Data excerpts
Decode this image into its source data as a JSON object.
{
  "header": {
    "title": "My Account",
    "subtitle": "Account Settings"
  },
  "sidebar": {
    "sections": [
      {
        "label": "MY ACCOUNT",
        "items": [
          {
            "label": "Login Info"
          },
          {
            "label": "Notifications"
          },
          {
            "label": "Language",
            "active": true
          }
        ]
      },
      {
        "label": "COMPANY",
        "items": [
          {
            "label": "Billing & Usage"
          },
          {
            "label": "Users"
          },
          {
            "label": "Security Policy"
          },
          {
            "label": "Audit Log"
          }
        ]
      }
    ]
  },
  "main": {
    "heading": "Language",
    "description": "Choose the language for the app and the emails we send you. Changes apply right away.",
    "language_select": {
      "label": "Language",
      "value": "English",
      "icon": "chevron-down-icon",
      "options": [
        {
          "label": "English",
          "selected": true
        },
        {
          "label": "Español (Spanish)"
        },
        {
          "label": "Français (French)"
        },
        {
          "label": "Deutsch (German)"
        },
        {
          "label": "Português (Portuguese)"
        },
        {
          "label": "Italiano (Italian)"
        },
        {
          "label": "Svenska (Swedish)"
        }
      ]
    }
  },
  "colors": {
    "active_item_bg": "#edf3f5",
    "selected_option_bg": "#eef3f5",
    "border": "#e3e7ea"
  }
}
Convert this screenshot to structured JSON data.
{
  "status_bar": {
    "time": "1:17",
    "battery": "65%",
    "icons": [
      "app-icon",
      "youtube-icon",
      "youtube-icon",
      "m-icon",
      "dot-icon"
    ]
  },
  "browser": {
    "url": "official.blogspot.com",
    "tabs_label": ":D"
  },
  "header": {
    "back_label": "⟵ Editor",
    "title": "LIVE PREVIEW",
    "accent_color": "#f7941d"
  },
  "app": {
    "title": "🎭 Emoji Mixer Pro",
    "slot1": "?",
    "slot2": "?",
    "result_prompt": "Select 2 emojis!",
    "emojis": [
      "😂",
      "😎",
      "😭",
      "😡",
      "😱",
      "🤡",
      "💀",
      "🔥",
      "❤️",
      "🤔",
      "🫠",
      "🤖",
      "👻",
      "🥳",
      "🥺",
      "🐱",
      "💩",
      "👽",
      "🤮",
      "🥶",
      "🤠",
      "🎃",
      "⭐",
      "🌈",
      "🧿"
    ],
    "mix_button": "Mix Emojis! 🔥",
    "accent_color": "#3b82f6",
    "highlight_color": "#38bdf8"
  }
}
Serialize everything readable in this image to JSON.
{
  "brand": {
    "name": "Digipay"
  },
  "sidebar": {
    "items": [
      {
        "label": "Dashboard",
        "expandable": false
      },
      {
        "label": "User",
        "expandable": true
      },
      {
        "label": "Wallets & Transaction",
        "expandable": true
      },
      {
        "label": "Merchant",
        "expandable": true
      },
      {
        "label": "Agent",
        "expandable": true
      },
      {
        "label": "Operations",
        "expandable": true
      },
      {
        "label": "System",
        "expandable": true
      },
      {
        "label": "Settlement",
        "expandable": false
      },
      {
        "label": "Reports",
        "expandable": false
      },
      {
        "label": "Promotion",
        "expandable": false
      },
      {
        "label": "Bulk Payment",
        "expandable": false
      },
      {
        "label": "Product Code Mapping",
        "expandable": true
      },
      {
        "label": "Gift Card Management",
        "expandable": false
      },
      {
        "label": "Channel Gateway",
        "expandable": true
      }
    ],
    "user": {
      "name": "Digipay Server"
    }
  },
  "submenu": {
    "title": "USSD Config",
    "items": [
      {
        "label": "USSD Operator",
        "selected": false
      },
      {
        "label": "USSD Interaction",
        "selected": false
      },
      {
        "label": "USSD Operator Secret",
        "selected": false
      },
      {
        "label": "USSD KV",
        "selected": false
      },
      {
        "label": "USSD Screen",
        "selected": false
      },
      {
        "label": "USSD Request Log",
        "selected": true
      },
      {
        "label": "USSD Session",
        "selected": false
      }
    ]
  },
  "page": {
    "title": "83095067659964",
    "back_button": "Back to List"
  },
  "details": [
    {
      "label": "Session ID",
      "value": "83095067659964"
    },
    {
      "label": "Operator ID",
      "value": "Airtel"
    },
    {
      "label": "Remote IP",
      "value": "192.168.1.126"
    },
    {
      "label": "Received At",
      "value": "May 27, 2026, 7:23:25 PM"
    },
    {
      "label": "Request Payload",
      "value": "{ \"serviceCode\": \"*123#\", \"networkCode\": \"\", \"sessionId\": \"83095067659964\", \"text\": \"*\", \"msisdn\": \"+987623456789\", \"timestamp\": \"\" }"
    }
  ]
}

Problem details:
From the material above, copy each line that includes the word "USSD".

Answer below:
    "title": "USSD Config",
        "label": "USSD Operator",
        "label": "USSD Interaction",
        "label": "USSD Operator Secret",
        "label": "USSD KV",
        "label": "USSD Screen",
        "label": "USSD Request Log",
        "label": "USSD Session",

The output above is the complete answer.